■ Problem: Using the material that follows, identify and copy each line with the string "object".

■ Supplied records:
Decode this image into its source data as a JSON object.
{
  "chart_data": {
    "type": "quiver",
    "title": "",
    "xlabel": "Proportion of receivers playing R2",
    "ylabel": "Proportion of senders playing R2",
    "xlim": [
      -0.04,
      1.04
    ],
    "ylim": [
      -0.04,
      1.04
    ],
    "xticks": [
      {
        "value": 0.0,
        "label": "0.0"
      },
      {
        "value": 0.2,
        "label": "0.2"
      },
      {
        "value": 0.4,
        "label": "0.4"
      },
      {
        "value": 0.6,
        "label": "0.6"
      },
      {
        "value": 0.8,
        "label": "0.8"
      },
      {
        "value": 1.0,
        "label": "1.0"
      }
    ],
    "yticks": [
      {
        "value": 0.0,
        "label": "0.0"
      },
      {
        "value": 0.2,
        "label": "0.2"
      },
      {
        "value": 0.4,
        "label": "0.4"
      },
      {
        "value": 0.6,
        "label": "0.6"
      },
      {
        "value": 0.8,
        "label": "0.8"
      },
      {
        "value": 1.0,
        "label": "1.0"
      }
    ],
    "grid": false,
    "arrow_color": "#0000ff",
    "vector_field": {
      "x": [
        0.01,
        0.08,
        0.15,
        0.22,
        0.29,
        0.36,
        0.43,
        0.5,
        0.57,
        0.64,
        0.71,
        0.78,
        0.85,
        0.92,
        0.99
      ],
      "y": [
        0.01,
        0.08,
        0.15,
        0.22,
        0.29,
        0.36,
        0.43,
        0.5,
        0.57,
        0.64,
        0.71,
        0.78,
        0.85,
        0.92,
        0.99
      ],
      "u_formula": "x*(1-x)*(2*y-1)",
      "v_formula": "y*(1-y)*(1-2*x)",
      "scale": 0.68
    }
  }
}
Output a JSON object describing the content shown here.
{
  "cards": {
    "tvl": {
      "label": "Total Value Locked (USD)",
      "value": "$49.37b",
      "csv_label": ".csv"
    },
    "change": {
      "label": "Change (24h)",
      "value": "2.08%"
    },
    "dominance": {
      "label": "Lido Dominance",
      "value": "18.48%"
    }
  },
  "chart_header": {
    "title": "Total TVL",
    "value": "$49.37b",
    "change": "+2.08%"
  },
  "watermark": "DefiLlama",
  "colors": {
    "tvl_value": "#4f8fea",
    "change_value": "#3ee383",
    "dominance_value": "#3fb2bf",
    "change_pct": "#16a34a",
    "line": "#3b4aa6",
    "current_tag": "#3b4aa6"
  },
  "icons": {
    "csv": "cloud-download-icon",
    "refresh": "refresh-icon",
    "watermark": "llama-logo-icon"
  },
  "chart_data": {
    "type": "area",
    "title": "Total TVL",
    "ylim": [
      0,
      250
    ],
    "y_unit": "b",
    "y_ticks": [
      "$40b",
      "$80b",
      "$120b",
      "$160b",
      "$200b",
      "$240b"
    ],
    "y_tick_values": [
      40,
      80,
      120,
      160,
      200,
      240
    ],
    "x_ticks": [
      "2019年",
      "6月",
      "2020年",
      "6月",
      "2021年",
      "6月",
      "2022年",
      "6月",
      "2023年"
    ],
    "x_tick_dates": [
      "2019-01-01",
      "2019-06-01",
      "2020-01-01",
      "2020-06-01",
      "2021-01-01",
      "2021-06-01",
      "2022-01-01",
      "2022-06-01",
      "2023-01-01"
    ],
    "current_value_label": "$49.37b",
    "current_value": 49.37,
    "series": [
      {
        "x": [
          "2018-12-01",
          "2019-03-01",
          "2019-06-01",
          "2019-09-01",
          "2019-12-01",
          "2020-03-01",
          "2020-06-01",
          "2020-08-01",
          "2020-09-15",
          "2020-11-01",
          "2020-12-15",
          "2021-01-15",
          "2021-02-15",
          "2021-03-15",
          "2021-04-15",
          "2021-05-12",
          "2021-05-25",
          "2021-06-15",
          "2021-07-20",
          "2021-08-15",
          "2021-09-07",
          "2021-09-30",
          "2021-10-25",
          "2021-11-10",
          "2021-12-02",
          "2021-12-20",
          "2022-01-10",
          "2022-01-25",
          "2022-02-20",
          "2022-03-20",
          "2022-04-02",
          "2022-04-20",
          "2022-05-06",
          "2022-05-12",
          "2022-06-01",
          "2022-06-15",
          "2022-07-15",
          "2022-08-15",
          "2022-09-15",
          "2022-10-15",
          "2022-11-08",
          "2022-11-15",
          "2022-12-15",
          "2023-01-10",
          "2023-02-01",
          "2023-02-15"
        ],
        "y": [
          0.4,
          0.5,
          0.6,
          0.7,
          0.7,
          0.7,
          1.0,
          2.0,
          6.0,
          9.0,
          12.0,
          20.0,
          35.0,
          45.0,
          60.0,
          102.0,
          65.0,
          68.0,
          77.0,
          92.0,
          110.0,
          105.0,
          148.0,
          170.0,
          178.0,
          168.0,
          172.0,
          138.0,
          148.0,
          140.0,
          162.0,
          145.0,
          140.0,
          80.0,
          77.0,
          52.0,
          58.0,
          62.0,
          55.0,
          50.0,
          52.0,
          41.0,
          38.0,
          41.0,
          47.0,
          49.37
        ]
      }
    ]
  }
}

■ Completed exercise:
Decode this image into its source data as a JSON object.
Output a JSON object describing the content shown here.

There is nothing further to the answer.